--- Short exercise ---
Repeat every line below exactly as it reads.

Start of Data records

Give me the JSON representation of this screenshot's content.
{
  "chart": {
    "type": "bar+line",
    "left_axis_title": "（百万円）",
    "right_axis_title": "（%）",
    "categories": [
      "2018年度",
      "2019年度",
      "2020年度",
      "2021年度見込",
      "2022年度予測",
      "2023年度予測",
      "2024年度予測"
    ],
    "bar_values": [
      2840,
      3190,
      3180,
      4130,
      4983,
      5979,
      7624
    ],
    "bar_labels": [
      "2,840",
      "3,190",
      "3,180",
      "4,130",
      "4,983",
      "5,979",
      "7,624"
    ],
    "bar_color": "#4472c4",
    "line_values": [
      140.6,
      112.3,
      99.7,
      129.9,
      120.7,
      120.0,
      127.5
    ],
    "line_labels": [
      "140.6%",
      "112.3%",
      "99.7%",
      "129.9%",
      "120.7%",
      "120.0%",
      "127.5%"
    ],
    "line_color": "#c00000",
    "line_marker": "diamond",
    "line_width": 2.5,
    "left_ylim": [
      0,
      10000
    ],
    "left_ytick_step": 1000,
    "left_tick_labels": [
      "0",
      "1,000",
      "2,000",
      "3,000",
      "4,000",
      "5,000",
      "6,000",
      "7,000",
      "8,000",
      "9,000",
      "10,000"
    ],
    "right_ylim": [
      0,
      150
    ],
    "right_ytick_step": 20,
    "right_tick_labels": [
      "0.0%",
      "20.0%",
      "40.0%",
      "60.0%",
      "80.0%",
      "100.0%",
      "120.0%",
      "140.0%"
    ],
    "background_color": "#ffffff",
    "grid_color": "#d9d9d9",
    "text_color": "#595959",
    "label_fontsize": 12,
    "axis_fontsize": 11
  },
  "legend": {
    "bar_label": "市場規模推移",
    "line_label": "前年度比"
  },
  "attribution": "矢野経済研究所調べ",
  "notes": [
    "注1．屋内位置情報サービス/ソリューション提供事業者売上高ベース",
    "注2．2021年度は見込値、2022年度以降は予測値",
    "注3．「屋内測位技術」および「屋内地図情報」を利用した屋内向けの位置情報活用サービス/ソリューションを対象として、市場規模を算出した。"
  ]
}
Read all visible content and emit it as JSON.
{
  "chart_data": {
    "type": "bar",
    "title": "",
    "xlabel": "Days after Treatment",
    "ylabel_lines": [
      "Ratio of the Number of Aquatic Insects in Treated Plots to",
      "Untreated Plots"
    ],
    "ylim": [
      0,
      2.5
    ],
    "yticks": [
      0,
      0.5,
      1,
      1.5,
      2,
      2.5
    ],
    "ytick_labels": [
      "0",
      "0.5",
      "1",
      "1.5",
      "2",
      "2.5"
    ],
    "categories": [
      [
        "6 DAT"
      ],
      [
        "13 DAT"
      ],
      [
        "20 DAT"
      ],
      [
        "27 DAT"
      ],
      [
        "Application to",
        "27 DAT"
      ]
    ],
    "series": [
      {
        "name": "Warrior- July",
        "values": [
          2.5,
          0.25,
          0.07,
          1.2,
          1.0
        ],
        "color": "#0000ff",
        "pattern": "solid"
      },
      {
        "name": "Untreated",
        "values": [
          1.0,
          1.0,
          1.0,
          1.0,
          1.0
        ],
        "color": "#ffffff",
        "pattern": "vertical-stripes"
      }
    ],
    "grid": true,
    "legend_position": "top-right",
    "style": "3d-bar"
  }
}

End of Data records

--- Full answer ---
Give me the JSON representation of this screenshot's content.
{
  "chart": {
    "type": "bar+line",
    "left_axis_title": "（百万円）",
    "right_axis_title": "（%）",
    "categories": [
      "2018年度",
      "2019年度",
      "2020年度",
      "2021年度見込",
      "2022年度予測",
      "2023年度予測",
      "2024年度予測"
    ],
    "bar_values": [
      2840,
      3190,
      3180,
      4130,
      4983,
      5979,
      7624
    ],
    "bar_labels": [
      "2,840",
      "3,190",
      "3,180",
      "4,130",
      "4,983",
      "5,979",
      "7,624"
    ],
    "bar_color": "#4472c4",
    "line_values": [
      140.6,
      112.3,
      99.7,
      129.9,
      120.7,
      120.0,
      127.5
    ],
    "line_labels": [
      "140.6%",
      "112.3%",
      "99.7%",
      "129.9%",
      "120.7%",
      "120.0%",
      "127.5%"
    ],
    "line_color": "#c00000",
    "line_marker": "diamond",
    "line_width": 2.5,
    "left_ylim": [
      0,
      10000
    ],
    "left_ytick_step": 1000,
    "left_tick_labels": [
      "0",
      "1,000",
      "2,000",
      "3,000",
      "4,000",
      "5,000",
      "6,000",
      "7,000",
      "8,000",
      "9,000",
      "10,000"
    ],
    "right_ylim": [
      0,
      150
    ],
    "right_ytick_step": 20,
    "right_tick_labels": [
      "0.0%",
      "20.0%",
      "40.0%",
      "60.0%",
      "80.0%",
      "100.0%",
      "120.0%",
      "140.0%"
    ],
    "background_color": "#ffffff",
    "grid_color": "#d9d9d9",
    "text_color": "#595959",
    "label_fontsize": 12,
    "axis_fontsize": 11
  },
  "legend": {
    "bar_label": "市場規模推移",
    "line_label": "前年度比"
  },
  "attribution": "矢野経済研究所調べ",
  "notes": [
    "注1．屋内位置情報サービス/ソリューション提供事業者売上高ベース",
    "注2．2021年度は見込値、2022年度以降は予測値",
    "注3．「屋内測位技術」および「屋内地図情報」を利用した屋内向けの位置情報活用サービス/ソリューションを対象として、市場規模を算出した。"
  ]
}
Read all visible content and emit it as JSON.
{
  "chart_data": {
    "type": "bar",
    "title": "",
    "xlabel": "Days after Treatment",
    "ylabel_lines": [
      "Ratio of the Number of Aquatic Insects in Treated Plots to",
      "Untreated Plots"
    ],
    "ylim": [
      0,
      2.5
    ],
    "yticks": [
      0,
      0.5,
      1,
      1.5,
      2,
      2.5
    ],
    "ytick_labels": [
      "0",
      "0.5",
      "1",
      "1.5",
      "2",
      "2.5"
    ],
    "categories": [
      [
        "6 DAT"
      ],
      [
        "13 DAT"
      ],
      [
        "20 DAT"
      ],
      [
        "27 DAT"
      ],
      [
        "Application to",
        "27 DAT"
      ]
    ],
    "series": [
      {
        "name": "Warrior- July",
        "values": [
          2.5,
          0.25,
          0.07,
          1.2,
          1.0
        ],
        "color": "#0000ff",
        "pattern": "solid"
      },
      {
        "name": "Untreated",
        "values": [
          1.0,
          1.0,
          1.0,
          1.0,
          1.0
        ],
        "color": "#ffffff",
        "pattern": "vertical-stripes"
      }
    ],
    "grid": true,
    "legend_position": "top-right",
    "style": "3d-bar"
  }
}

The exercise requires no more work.